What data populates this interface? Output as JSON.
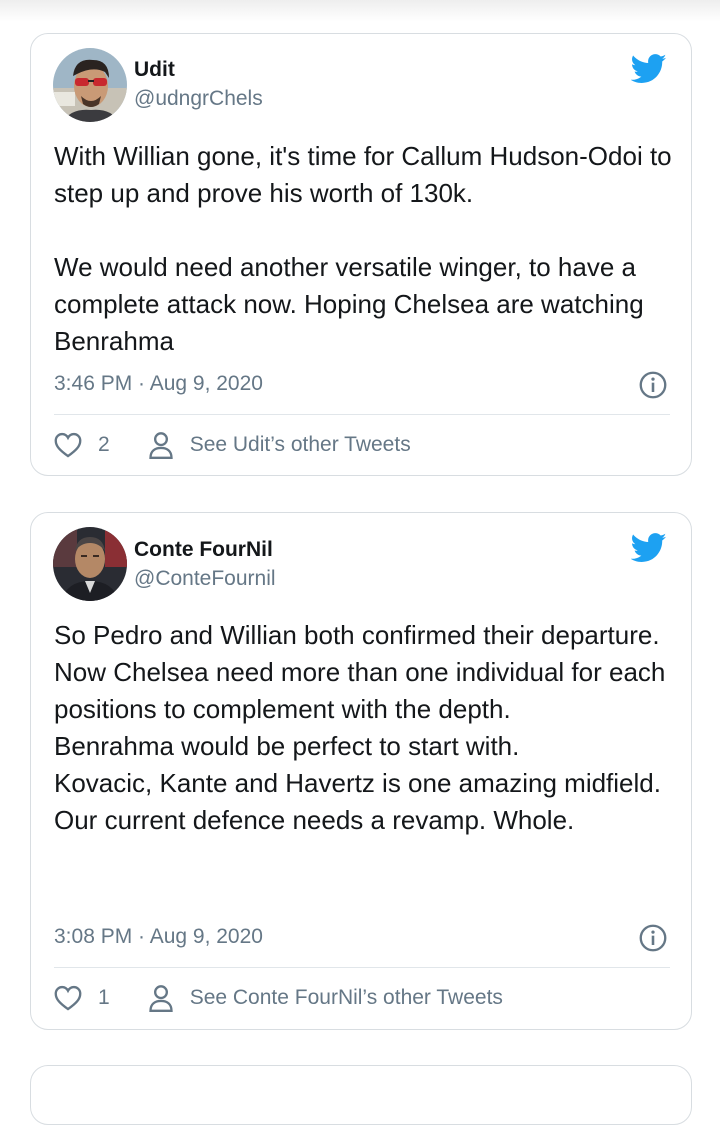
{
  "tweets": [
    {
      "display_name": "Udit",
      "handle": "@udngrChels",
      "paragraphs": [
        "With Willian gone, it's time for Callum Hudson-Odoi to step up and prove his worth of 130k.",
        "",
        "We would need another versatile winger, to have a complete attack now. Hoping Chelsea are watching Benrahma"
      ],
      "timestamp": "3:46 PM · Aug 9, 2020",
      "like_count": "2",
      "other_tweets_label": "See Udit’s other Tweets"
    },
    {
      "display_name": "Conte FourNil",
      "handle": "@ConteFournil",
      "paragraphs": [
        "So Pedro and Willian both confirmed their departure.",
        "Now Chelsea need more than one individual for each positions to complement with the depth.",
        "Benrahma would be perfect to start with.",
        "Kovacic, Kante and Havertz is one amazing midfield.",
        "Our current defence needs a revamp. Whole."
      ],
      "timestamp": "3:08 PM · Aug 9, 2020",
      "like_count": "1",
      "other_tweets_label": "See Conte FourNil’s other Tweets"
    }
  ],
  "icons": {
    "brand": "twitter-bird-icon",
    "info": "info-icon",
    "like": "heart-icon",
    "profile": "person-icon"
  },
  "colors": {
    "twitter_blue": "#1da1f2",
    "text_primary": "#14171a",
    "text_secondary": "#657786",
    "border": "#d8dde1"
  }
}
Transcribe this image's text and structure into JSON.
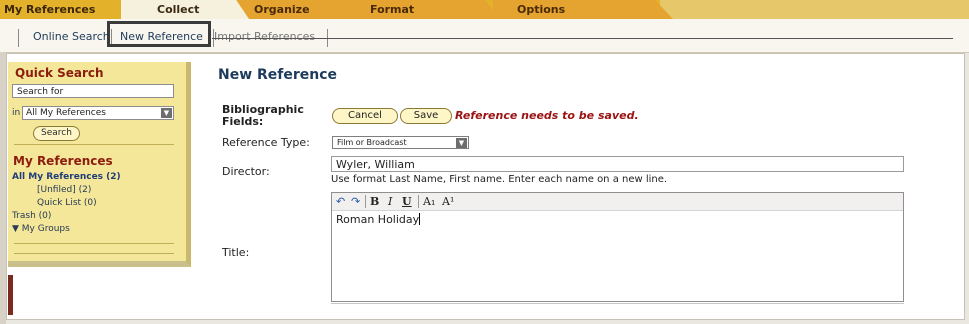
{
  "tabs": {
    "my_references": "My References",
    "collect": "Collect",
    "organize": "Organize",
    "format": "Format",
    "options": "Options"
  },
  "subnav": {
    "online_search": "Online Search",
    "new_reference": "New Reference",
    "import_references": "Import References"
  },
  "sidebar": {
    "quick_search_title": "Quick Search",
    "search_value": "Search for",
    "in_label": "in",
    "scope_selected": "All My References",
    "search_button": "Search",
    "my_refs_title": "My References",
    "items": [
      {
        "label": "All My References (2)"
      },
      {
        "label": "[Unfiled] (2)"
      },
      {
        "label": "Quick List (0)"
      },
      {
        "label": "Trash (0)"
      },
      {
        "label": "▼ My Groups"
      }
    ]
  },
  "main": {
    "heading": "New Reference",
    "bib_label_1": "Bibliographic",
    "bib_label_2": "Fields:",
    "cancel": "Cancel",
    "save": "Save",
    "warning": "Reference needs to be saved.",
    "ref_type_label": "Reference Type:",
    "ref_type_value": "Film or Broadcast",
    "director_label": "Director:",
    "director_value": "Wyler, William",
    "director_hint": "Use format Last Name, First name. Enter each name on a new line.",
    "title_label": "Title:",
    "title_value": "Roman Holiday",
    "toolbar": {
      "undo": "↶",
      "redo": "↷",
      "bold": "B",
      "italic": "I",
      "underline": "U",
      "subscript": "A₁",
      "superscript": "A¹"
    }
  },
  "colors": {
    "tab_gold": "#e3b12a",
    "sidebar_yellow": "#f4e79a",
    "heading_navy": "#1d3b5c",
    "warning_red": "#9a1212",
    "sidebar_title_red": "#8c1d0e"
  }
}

================

Gather from the records above every line containing the string "JSON".

What data populates this interface? Output as JSON.
Transcribe this image's text and structure into JSON.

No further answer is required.